• [Task directions] Repeat the entire listing exactly.

• [Dataset rows]
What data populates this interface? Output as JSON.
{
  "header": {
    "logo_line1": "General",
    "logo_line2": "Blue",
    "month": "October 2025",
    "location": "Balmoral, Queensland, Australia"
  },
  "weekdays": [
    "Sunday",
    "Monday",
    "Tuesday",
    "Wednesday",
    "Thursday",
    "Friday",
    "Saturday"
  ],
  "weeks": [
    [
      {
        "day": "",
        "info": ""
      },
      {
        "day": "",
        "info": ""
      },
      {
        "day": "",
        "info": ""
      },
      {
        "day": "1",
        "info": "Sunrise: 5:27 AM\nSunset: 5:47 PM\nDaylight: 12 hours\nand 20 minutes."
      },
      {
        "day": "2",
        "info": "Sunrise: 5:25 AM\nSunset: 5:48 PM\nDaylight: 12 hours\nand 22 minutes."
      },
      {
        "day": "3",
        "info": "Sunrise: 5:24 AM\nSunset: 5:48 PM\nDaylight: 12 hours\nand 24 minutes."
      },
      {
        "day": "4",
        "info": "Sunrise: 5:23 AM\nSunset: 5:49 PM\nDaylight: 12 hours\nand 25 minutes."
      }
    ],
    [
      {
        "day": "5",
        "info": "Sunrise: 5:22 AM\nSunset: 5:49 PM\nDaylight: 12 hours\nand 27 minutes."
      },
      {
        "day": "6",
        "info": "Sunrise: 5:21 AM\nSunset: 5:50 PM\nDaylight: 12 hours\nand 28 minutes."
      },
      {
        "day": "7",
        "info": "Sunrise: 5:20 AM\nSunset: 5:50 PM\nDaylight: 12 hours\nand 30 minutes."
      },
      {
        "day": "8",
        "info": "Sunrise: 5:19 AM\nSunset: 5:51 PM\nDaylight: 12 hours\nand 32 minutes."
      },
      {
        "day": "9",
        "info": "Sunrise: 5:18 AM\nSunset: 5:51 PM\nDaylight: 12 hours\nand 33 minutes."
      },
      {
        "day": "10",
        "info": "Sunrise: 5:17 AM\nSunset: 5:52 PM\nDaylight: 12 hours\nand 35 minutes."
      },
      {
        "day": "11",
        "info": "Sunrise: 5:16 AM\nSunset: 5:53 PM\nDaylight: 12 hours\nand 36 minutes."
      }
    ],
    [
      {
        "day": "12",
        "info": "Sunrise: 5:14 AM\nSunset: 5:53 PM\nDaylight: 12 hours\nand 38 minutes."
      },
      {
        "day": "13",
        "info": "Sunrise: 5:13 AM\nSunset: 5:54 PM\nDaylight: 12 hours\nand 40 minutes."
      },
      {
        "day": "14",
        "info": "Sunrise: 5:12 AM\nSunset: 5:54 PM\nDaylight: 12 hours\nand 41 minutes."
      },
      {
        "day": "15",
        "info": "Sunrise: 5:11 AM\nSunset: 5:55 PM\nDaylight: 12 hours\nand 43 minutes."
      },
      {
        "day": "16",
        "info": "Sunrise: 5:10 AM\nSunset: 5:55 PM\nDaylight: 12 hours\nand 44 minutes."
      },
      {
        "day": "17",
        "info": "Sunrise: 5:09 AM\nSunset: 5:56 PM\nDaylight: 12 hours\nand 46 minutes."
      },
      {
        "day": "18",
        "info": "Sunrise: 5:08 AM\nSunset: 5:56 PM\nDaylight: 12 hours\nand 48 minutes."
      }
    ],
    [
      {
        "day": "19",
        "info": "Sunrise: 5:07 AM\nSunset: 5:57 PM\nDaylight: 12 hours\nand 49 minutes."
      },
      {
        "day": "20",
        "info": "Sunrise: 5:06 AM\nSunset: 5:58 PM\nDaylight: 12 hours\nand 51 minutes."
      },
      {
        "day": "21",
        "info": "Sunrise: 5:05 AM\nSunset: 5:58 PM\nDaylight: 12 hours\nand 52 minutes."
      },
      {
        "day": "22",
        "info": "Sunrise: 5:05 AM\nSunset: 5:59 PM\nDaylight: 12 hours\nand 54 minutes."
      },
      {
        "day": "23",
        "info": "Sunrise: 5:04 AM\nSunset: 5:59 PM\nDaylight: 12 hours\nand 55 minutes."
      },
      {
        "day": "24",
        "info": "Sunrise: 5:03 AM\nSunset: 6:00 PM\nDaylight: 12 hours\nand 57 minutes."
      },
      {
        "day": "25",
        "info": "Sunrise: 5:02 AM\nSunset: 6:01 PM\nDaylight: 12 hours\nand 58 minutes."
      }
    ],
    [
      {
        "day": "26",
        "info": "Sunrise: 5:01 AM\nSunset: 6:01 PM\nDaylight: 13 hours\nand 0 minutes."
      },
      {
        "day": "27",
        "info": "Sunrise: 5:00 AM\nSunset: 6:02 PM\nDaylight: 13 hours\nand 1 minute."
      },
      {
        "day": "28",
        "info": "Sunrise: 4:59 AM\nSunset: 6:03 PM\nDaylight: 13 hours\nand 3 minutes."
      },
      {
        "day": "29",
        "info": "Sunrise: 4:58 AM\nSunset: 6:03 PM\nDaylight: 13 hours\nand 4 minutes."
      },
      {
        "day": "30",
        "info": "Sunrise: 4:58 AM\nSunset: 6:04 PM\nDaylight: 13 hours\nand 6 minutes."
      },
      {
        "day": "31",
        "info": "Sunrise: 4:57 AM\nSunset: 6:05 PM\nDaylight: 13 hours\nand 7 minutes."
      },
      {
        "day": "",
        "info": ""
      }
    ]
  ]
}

• [Exercise response]
What data populates this interface? Output as JSON.
{
  "header": {
    "logo_line1": "General",
    "logo_line2": "Blue",
    "month": "October 2025",
    "location": "Balmoral, Queensland, Australia"
  },
  "weekdays": [
    "Sunday",
    "Monday",
    "Tuesday",
    "Wednesday",
    "Thursday",
    "Friday",
    "Saturday"
  ],
  "weeks": [
    [
      {
        "day": "",
        "info": ""
      },
      {
        "day": "",
        "info": ""
      },
      {
        "day": "",
        "info": ""
      },
      {
        "day": "1",
        "info": "Sunrise: 5:27 AM\nSunset: 5:47 PM\nDaylight: 12 hours\nand 20 minutes."
      },
      {
        "day": "2",
        "info": "Sunrise: 5:25 AM\nSunset: 5:48 PM\nDaylight: 12 hours\nand 22 minutes."
      },
      {
        "day": "3",
        "info": "Sunrise: 5:24 AM\nSunset: 5:48 PM\nDaylight: 12 hours\nand 24 minutes."
      },
      {
        "day": "4",
        "info": "Sunrise: 5:23 AM\nSunset: 5:49 PM\nDaylight: 12 hours\nand 25 minutes."
      }
    ],
    [
      {
        "day": "5",
        "info": "Sunrise: 5:22 AM\nSunset: 5:49 PM\nDaylight: 12 hours\nand 27 minutes."
      },
      {
        "day": "6",
        "info": "Sunrise: 5:21 AM\nSunset: 5:50 PM\nDaylight: 12 hours\nand 28 minutes."
      },
      {
        "day": "7",
        "info": "Sunrise: 5:20 AM\nSunset: 5:50 PM\nDaylight: 12 hours\nand 30 minutes."
      },
      {
        "day": "8",
        "info": "Sunrise: 5:19 AM\nSunset: 5:51 PM\nDaylight: 12 hours\nand 32 minutes."
      },
      {
        "day": "9",
        "info": "Sunrise: 5:18 AM\nSunset: 5:51 PM\nDaylight: 12 hours\nand 33 minutes."
      },
      {
        "day": "10",
        "info": "Sunrise: 5:17 AM\nSunset: 5:52 PM\nDaylight: 12 hours\nand 35 minutes."
      },
      {
        "day": "11",
        "info": "Sunrise: 5:16 AM\nSunset: 5:53 PM\nDaylight: 12 hours\nand 36 minutes."
      }
    ],
    [
      {
        "day": "12",
        "info": "Sunrise: 5:14 AM\nSunset: 5:53 PM\nDaylight: 12 hours\nand 38 minutes."
      },
      {
        "day": "13",
        "info": "Sunrise: 5:13 AM\nSunset: 5:54 PM\nDaylight: 12 hours\nand 40 minutes."
      },
      {
        "day": "14",
        "info": "Sunrise: 5:12 AM\nSunset: 5:54 PM\nDaylight: 12 hours\nand 41 minutes."
      },
      {
        "day": "15",
        "info": "Sunrise: 5:11 AM\nSunset: 5:55 PM\nDaylight: 12 hours\nand 43 minutes."
      },
      {
        "day": "16",
        "info": "Sunrise: 5:10 AM\nSunset: 5:55 PM\nDaylight: 12 hours\nand 44 minutes."
      },
      {
        "day": "17",
        "info": "Sunrise: 5:09 AM\nSunset: 5:56 PM\nDaylight: 12 hours\nand 46 minutes."
      },
      {
        "day": "18",
        "info": "Sunrise: 5:08 AM\nSunset: 5:56 PM\nDaylight: 12 hours\nand 48 minutes."
      }
    ],
    [
      {
        "day": "19",
        "info": "Sunrise: 5:07 AM\nSunset: 5:57 PM\nDaylight: 12 hours\nand 49 minutes."
      },
      {
        "day": "20",
        "info": "Sunrise: 5:06 AM\nSunset: 5:58 PM\nDaylight: 12 hours\nand 51 minutes."
      },
      {
        "day": "21",
        "info": "Sunrise: 5:05 AM\nSunset: 5:58 PM\nDaylight: 12 hours\nand 52 minutes."
      },
      {
        "day": "22",
        "info": "Sunrise: 5:05 AM\nSunset: 5:59 PM\nDaylight: 12 hours\nand 54 minutes."
      },
      {
        "day": "23",
        "info": "Sunrise: 5:04 AM\nSunset: 5:59 PM\nDaylight: 12 hours\nand 55 minutes."
      },
      {
        "day": "24",
        "info": "Sunrise: 5:03 AM\nSunset: 6:00 PM\nDaylight: 12 hours\nand 57 minutes."
      },
      {
        "day": "25",
        "info": "Sunrise: 5:02 AM\nSunset: 6:01 PM\nDaylight: 12 hours\nand 58 minutes."
      }
    ],
    [
      {
        "day": "26",
        "info": "Sunrise: 5:01 AM\nSunset: 6:01 PM\nDaylight: 13 hours\nand 0 minutes."
      },
      {
        "day": "27",
        "info": "Sunrise: 5:00 AM\nSunset: 6:02 PM\nDaylight: 13 hours\nand 1 minute."
      },
      {
        "day": "28",
        "info": "Sunrise: 4:59 AM\nSunset: 6:03 PM\nDaylight: 13 hours\nand 3 minutes."
      },
      {
        "day": "29",
        "info": "Sunrise: 4:58 AM\nSunset: 6:03 PM\nDaylight: 13 hours\nand 4 minutes."
      },
      {
        "day": "30",
        "info": "Sunrise: 4:58 AM\nSunset: 6:04 PM\nDaylight: 13 hours\nand 6 minutes."
      },
      {
        "day": "31",
        "info": "Sunrise: 4:57 AM\nSunset: 6:05 PM\nDaylight: 13 hours\nand 7 minutes."
      },
      {
        "day": "",
        "info": ""
      }
    ]
  ]
}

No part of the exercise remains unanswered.